## Problem to work on:
Lines of the data that contain the word "Proteomics" are the ones to copy.

--- Source material ---

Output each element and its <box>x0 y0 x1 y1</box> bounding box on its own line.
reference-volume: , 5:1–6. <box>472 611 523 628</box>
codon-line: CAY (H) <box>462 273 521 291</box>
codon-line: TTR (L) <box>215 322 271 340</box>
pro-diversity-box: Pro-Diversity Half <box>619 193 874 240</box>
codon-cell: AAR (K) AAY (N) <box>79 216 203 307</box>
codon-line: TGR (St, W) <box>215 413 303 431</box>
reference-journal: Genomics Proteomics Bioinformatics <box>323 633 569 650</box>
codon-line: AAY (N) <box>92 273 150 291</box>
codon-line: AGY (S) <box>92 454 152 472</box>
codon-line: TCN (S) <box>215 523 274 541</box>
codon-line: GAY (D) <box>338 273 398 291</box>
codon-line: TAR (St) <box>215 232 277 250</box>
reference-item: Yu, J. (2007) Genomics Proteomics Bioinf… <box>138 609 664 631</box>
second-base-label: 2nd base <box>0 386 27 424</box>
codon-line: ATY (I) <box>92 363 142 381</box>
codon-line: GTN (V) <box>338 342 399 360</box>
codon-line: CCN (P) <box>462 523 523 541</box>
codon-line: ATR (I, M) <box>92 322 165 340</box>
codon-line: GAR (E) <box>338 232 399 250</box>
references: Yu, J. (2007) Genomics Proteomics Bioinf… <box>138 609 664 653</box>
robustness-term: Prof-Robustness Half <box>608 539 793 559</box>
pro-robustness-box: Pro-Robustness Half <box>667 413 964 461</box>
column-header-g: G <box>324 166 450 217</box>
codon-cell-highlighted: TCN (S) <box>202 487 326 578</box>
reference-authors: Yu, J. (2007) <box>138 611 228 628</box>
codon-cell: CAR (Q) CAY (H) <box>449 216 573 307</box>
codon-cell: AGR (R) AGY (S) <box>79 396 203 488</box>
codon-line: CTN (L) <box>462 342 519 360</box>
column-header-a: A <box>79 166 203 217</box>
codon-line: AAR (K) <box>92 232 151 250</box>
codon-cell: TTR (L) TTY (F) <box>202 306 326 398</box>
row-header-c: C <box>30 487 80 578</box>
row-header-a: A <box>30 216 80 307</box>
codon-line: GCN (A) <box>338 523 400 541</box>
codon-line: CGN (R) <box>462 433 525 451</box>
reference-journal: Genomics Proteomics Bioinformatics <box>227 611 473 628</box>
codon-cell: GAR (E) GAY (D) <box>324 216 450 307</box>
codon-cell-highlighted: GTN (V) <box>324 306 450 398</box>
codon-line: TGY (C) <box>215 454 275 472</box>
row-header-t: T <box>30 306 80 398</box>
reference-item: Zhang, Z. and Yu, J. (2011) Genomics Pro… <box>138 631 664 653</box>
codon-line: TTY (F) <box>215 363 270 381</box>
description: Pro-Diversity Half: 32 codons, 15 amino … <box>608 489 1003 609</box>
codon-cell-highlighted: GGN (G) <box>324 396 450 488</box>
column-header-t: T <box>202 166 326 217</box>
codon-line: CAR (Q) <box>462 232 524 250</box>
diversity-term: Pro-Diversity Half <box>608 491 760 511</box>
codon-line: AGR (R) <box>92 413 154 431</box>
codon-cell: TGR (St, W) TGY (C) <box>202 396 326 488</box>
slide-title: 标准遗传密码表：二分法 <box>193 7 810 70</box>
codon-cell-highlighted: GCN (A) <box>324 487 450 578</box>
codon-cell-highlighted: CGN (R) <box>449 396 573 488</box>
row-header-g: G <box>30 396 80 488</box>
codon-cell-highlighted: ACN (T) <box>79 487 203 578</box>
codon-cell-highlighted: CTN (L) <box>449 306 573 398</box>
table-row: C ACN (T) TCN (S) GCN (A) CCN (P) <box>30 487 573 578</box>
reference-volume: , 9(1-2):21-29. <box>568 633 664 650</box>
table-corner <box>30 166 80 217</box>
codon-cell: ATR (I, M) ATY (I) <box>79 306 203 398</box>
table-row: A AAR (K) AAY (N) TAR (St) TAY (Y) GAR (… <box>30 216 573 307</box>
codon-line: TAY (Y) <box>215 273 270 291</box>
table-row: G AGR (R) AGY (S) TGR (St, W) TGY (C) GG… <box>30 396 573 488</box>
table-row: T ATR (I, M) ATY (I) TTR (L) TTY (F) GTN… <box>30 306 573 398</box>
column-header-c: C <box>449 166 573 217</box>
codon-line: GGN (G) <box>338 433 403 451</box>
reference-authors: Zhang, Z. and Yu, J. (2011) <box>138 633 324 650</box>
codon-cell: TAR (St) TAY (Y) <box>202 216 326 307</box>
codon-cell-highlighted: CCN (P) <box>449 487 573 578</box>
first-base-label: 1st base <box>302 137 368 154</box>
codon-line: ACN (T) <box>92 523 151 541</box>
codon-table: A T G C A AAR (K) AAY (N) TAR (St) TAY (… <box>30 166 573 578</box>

---

## Output for this task:
reference-journal: Genomics Proteomics Bioinformatics <box>323 633 569 650</box>
reference-item: Yu, J. (2007) Genomics Proteomics Bioinf… <box>138 609 664 631</box>
references: Yu, J. (2007) Genomics Proteomics Bioinf… <box>138 609 664 653</box>
reference-journal: Genomics Proteomics Bioinformatics <box>227 611 473 628</box>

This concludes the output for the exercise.